EXERCISE BRIEF ::
Write out every entry exactly as given, but omit the pictures.

RECORDS PROVIDED ::
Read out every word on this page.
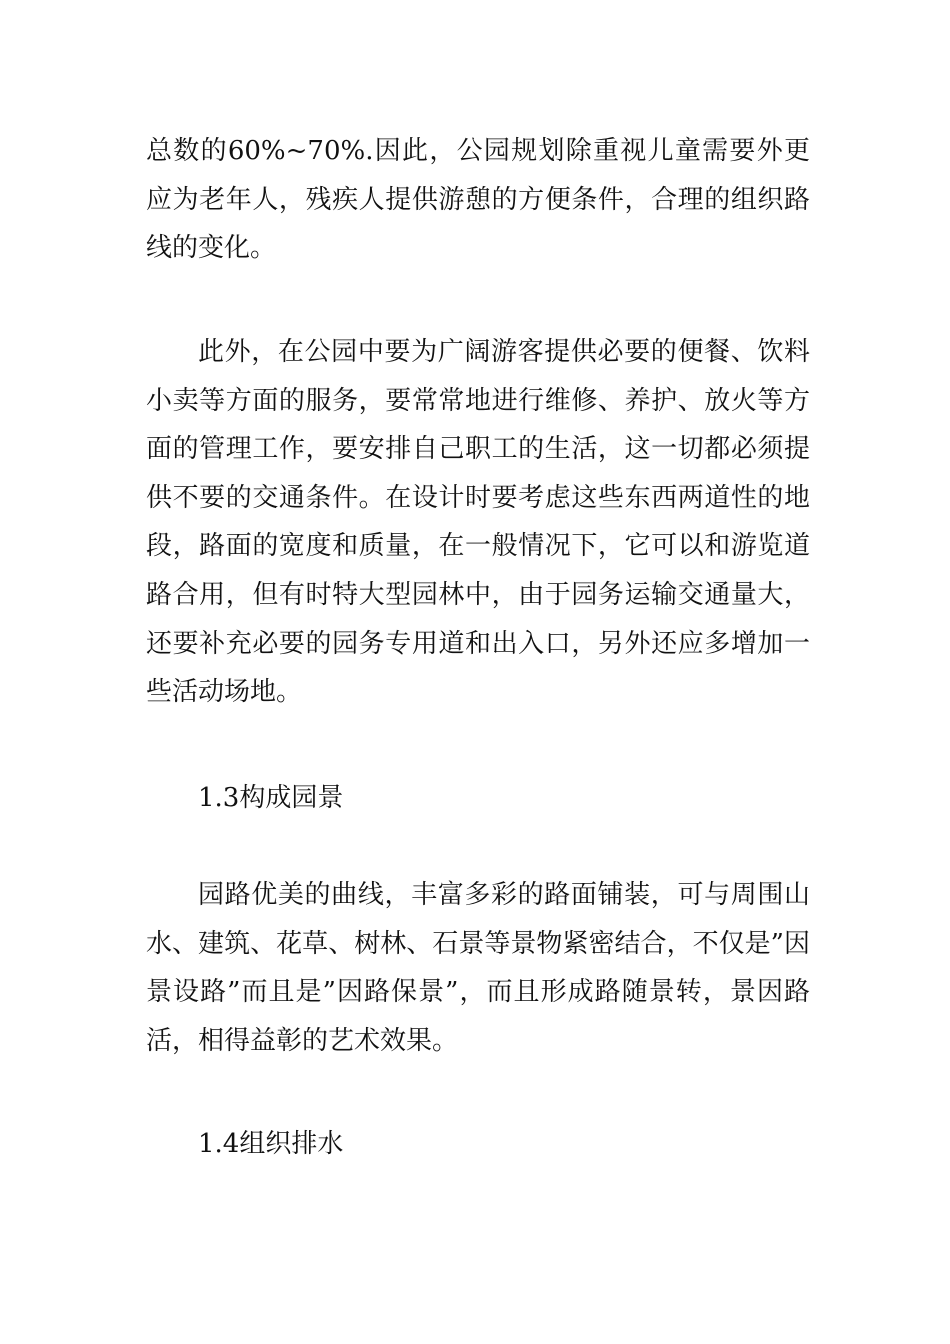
总数的60%~70%.因此，公园规划除重视儿童需要外更应为老年人，残疾人提供游憩的方便条件，合理的组织路线的变化。

此外，在公园中要为广阔游客提供必要的便餐、饮料小卖等方面的服务，要常常地进行维修、养护、放火等方面的管理工作，要安排自己职工的生活，这一切都必须提供不要的交通条件。在设计时要考虑这些东西两道性的地段，路面的宽度和质量，在一般情况下，它可以和游览道路合用，但有时特大型园林中，由于园务运输交通量大，还要补充必要的园务专用道和出入口，另外还应多增加一些活动场地。

1.3构成园景

园路优美的曲线，丰富多彩的路面铺装，可与周围山水、建筑、花草、树林、石景等景物紧密结合，不仅是”因景设路”而且是”因路保景”，而且形成路随景转，景因路活，相得益彰的艺术效果。

1.4组织排水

OUTPUT BELOW ::
Read out every word on this page.
总数的60%~70%.因此，公园规划除重视儿童需要外更应为老年人，残疾人提供游憩的方便条件，合理的组织路线的变化。

此外，在公园中要为广阔游客提供必要的便餐、饮料小卖等方面的服务，要常常地进行维修、养护、放火等方面的管理工作，要安排自己职工的生活，这一切都必须提供不要的交通条件。在设计时要考虑这些东西两道性的地段，路面的宽度和质量，在一般情况下，它可以和游览道路合用，但有时特大型园林中，由于园务运输交通量大，还要补充必要的园务专用道和出入口，另外还应多增加一些活动场地。

1.3构成园景

园路优美的曲线，丰富多彩的路面铺装，可与周围山水、建筑、花草、树林、石景等景物紧密结合，不仅是”因景设路”而且是”因路保景”，而且形成路随景转，景因路活，相得益彰的艺术效果。

1.4组织排水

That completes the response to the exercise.